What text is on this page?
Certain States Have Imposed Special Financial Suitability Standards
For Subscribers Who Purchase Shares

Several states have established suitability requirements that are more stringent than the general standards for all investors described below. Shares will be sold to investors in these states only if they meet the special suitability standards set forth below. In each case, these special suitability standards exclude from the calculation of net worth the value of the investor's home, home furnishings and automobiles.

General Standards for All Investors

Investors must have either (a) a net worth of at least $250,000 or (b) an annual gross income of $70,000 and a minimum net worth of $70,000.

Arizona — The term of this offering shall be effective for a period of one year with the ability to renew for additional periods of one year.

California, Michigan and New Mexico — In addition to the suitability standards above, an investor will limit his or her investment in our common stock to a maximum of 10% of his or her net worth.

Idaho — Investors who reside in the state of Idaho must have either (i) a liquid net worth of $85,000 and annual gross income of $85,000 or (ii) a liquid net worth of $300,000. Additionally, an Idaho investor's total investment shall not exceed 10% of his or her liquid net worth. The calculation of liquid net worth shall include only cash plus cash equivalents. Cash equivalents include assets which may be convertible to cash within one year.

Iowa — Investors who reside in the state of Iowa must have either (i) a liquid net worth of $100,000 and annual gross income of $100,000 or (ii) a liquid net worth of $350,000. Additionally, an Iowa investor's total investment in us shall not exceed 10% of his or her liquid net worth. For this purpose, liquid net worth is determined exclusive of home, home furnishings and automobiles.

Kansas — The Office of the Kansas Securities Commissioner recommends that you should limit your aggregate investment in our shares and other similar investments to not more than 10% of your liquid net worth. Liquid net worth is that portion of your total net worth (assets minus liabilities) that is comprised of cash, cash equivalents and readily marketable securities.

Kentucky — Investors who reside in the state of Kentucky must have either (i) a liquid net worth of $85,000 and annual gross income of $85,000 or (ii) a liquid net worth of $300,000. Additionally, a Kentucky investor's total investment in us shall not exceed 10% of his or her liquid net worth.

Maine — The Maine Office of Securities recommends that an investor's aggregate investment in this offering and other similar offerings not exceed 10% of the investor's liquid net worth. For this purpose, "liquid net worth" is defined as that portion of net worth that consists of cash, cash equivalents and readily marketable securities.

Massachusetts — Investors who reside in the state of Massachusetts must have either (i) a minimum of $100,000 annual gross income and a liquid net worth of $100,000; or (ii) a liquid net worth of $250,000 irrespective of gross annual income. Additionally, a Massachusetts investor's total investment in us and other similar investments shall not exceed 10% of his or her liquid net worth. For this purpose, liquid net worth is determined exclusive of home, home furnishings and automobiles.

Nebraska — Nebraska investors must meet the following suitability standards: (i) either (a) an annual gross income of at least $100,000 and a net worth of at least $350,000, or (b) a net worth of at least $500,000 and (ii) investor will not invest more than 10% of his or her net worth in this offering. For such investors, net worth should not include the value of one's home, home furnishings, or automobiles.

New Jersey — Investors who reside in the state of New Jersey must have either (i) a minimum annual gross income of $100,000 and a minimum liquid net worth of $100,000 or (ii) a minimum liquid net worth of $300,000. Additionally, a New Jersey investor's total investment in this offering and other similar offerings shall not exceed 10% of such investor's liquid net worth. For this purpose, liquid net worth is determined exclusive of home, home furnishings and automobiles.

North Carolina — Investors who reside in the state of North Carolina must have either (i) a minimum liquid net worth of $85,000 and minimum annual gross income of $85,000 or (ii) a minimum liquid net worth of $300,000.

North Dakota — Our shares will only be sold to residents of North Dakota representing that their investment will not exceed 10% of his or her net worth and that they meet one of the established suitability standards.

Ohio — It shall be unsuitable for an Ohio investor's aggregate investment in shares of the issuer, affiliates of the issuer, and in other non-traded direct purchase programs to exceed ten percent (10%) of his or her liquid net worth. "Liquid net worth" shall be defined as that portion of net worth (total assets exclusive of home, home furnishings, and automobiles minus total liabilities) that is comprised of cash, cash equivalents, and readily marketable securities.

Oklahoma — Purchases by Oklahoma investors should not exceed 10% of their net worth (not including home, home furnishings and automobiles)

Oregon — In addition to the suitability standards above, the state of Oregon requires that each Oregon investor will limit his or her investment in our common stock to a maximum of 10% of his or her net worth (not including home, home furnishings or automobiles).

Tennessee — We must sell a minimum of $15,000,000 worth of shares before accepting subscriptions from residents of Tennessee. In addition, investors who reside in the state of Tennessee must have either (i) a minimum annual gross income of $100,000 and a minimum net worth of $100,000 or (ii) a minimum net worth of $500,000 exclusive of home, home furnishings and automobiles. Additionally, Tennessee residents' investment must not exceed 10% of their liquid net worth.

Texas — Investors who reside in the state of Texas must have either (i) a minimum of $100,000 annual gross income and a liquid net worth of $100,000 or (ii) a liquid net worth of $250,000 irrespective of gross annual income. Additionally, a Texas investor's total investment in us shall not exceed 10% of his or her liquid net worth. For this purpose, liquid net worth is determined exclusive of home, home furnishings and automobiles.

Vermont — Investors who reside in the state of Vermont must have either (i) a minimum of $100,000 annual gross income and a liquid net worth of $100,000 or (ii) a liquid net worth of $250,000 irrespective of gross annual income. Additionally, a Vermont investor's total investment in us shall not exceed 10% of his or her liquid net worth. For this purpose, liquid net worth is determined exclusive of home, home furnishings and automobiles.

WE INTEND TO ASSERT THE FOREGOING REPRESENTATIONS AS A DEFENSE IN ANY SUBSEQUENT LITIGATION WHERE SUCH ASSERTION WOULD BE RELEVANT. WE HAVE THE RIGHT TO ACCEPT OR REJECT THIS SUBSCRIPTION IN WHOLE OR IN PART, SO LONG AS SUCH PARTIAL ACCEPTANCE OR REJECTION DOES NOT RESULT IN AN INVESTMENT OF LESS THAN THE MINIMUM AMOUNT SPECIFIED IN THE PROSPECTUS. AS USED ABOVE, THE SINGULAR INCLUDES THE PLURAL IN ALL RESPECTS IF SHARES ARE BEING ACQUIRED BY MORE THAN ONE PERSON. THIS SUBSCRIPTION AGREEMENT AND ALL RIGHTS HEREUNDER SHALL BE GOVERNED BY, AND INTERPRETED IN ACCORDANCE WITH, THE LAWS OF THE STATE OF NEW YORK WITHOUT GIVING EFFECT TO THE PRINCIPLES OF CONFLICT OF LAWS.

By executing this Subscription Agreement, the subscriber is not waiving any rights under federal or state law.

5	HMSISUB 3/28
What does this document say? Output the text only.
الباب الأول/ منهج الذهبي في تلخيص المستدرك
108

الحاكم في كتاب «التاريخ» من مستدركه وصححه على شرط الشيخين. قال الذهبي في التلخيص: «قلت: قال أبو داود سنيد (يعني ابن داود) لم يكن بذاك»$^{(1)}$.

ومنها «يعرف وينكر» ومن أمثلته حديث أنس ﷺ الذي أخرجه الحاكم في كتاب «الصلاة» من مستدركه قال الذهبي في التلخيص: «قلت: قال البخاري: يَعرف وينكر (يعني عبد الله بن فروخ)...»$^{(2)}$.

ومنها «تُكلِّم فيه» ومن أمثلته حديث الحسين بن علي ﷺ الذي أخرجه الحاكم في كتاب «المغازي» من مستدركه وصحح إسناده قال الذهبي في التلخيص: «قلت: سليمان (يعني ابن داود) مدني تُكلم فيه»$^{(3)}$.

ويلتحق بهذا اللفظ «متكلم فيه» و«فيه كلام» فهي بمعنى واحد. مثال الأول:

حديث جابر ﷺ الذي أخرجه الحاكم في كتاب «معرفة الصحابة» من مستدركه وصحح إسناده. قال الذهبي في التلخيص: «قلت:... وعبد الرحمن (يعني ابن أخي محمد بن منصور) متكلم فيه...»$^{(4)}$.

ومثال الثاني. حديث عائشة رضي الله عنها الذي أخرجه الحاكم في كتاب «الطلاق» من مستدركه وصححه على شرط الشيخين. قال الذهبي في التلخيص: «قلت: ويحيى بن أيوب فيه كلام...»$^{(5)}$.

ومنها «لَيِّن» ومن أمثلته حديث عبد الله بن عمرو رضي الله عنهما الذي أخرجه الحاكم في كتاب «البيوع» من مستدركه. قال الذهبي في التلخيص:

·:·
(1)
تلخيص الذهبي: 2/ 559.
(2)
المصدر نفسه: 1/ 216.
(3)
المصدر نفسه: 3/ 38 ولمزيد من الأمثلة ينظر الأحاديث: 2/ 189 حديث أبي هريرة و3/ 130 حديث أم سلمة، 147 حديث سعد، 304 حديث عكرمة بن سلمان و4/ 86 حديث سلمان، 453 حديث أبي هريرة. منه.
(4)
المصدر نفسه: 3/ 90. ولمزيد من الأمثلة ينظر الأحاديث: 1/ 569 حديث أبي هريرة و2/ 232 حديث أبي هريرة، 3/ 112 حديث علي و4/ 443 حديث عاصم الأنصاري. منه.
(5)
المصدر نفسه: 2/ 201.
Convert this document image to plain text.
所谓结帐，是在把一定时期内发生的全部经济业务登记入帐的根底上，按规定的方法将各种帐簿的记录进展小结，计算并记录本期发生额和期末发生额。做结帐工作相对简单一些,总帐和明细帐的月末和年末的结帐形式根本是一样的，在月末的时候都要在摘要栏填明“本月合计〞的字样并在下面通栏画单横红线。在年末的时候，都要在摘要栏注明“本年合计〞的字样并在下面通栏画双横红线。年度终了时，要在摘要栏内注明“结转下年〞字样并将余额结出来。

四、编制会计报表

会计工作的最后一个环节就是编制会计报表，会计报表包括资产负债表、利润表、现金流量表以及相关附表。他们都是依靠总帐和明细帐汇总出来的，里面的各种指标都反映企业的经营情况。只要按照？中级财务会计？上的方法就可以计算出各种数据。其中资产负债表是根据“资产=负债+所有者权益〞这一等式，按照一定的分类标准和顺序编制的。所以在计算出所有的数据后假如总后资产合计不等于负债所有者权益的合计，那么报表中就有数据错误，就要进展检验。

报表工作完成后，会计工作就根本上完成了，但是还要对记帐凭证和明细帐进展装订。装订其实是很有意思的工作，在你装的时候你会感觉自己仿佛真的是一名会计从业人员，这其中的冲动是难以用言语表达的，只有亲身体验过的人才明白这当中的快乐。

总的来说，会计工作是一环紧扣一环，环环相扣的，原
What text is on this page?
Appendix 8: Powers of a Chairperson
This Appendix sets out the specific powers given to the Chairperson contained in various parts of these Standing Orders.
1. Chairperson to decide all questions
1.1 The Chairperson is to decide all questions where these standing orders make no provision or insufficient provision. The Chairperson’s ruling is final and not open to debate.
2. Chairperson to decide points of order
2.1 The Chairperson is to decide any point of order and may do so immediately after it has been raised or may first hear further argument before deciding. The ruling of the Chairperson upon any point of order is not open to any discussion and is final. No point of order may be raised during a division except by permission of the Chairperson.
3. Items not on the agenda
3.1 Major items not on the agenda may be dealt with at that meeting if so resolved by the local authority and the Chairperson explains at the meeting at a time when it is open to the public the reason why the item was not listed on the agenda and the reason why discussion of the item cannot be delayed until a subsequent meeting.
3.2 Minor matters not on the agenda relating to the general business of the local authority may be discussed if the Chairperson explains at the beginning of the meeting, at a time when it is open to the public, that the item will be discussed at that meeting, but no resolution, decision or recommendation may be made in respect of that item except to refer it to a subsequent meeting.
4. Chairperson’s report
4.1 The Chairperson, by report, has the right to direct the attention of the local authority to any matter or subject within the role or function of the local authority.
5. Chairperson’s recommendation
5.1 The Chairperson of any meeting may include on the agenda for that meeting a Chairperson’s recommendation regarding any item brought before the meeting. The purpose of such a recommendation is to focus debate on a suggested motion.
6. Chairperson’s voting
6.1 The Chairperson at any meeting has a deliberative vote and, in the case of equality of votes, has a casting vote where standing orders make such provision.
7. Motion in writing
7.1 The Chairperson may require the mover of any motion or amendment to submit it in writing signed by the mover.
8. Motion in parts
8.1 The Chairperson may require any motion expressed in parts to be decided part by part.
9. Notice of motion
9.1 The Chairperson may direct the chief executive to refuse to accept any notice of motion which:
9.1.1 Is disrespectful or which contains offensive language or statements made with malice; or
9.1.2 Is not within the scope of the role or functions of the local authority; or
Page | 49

_____

What the task asks
Among the entries, how many lines include the word "parts"? Answer with a single number and nothing further.

Task solution
3